'''

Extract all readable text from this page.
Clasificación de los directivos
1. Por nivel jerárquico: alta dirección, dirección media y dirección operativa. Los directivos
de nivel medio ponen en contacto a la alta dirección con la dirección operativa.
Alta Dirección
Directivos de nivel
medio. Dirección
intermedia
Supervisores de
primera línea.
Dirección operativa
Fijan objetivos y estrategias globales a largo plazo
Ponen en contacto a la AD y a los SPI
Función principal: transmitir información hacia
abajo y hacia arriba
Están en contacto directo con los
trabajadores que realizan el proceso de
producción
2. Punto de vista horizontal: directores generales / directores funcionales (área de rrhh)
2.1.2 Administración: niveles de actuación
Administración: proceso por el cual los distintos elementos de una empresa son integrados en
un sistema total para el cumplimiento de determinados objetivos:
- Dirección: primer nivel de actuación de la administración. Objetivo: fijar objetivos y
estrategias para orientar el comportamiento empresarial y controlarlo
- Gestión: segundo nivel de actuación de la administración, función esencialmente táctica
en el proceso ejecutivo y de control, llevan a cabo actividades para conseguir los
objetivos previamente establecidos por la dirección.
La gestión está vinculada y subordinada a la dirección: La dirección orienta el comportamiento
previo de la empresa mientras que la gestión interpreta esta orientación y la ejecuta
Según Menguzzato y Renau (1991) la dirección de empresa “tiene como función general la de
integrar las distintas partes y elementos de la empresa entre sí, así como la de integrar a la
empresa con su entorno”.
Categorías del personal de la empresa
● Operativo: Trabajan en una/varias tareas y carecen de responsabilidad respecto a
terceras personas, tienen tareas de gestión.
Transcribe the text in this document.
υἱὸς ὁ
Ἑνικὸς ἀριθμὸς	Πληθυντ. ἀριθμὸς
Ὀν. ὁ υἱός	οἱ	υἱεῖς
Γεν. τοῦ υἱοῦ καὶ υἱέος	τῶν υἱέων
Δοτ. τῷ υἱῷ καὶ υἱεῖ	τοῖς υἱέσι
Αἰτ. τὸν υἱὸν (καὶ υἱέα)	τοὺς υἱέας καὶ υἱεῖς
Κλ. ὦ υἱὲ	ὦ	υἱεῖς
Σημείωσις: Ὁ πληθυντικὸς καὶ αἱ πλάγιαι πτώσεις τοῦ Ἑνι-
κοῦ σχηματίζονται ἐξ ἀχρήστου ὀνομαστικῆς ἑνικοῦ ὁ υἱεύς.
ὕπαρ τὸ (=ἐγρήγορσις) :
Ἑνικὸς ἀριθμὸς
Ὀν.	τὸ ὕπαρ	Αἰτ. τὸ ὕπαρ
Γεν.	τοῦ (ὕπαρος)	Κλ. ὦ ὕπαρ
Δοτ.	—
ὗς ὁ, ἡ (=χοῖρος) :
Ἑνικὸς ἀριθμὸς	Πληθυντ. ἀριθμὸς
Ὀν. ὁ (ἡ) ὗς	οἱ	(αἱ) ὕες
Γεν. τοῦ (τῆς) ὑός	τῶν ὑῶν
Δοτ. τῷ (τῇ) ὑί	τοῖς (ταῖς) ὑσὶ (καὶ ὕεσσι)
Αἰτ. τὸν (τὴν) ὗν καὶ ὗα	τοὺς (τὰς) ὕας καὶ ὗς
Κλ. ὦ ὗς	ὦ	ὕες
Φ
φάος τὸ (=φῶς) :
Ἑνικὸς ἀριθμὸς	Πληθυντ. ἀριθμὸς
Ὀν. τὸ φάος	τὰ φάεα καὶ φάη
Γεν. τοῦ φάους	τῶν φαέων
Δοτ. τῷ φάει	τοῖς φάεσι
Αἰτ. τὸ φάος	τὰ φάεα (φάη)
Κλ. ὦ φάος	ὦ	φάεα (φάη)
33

'''

Written problem » Retype every record above exactly as written.

Exercise solution »
Extract all readable text from this page.
Clasificación de los directivos
1. Por nivel jerárquico: alta dirección, dirección media y dirección operativa. Los directivos
de nivel medio ponen en contacto a la alta dirección con la dirección operativa.
Alta Dirección
Directivos de nivel
medio. Dirección
intermedia
Supervisores de
primera línea.
Dirección operativa
Fijan objetivos y estrategias globales a largo plazo
Ponen en contacto a la AD y a los SPI
Función principal: transmitir información hacia
abajo y hacia arriba
Están en contacto directo con los
trabajadores que realizan el proceso de
producción
2. Punto de vista horizontal: directores generales / directores funcionales (área de rrhh)
2.1.2 Administración: niveles de actuación
Administración: proceso por el cual los distintos elementos de una empresa son integrados en
un sistema total para el cumplimiento de determinados objetivos:
- Dirección: primer nivel de actuación de la administración. Objetivo: fijar objetivos y
estrategias para orientar el comportamiento empresarial y controlarlo
- Gestión: segundo nivel de actuación de la administración, función esencialmente táctica
en el proceso ejecutivo y de control, llevan a cabo actividades para conseguir los
objetivos previamente establecidos por la dirección.
La gestión está vinculada y subordinada a la dirección: La dirección orienta el comportamiento
previo de la empresa mientras que la gestión interpreta esta orientación y la ejecuta
Según Menguzzato y Renau (1991) la dirección de empresa “tiene como función general la de
integrar las distintas partes y elementos de la empresa entre sí, así como la de integrar a la
empresa con su entorno”.
Categorías del personal de la empresa
● Operativo: Trabajan en una/varias tareas y carecen de responsabilidad respecto a
terceras personas, tienen tareas de gestión.
Transcribe the text in this document.
υἱὸς ὁ
Ἑνικὸς ἀριθμὸς	Πληθυντ. ἀριθμὸς
Ὀν. ὁ υἱός	οἱ	υἱεῖς
Γεν. τοῦ υἱοῦ καὶ υἱέος	τῶν υἱέων
Δοτ. τῷ υἱῷ καὶ υἱεῖ	τοῖς υἱέσι
Αἰτ. τὸν υἱὸν (καὶ υἱέα)	τοὺς υἱέας καὶ υἱεῖς
Κλ. ὦ υἱὲ	ὦ	υἱεῖς
Σημείωσις: Ὁ πληθυντικὸς καὶ αἱ πλάγιαι πτώσεις τοῦ Ἑνι-
κοῦ σχηματίζονται ἐξ ἀχρήστου ὀνομαστικῆς ἑνικοῦ ὁ υἱεύς.
ὕπαρ τὸ (=ἐγρήγορσις) :
Ἑνικὸς ἀριθμὸς
Ὀν.	τὸ ὕπαρ	Αἰτ. τὸ ὕπαρ
Γεν.	τοῦ (ὕπαρος)	Κλ. ὦ ὕπαρ
Δοτ.	—
ὗς ὁ, ἡ (=χοῖρος) :
Ἑνικὸς ἀριθμὸς	Πληθυντ. ἀριθμὸς
Ὀν. ὁ (ἡ) ὗς	οἱ	(αἱ) ὕες
Γεν. τοῦ (τῆς) ὑός	τῶν ὑῶν
Δοτ. τῷ (τῇ) ὑί	τοῖς (ταῖς) ὑσὶ (καὶ ὕεσσι)
Αἰτ. τὸν (τὴν) ὗν καὶ ὗα	τοὺς (τὰς) ὕας καὶ ὗς
Κλ. ὦ ὗς	ὦ	ὕες
Φ
φάος τὸ (=φῶς) :
Ἑνικὸς ἀριθμὸς	Πληθυντ. ἀριθμὸς
Ὀν. τὸ φάος	τὰ φάεα καὶ φάη
Γεν. τοῦ φάους	τῶν φαέων
Δοτ. τῷ φάει	τοῖς φάεσι
Αἰτ. τὸ φάος	τὰ φάεα (φάη)
Κλ. ὦ φάος	ὦ	φάεα (φάη)
33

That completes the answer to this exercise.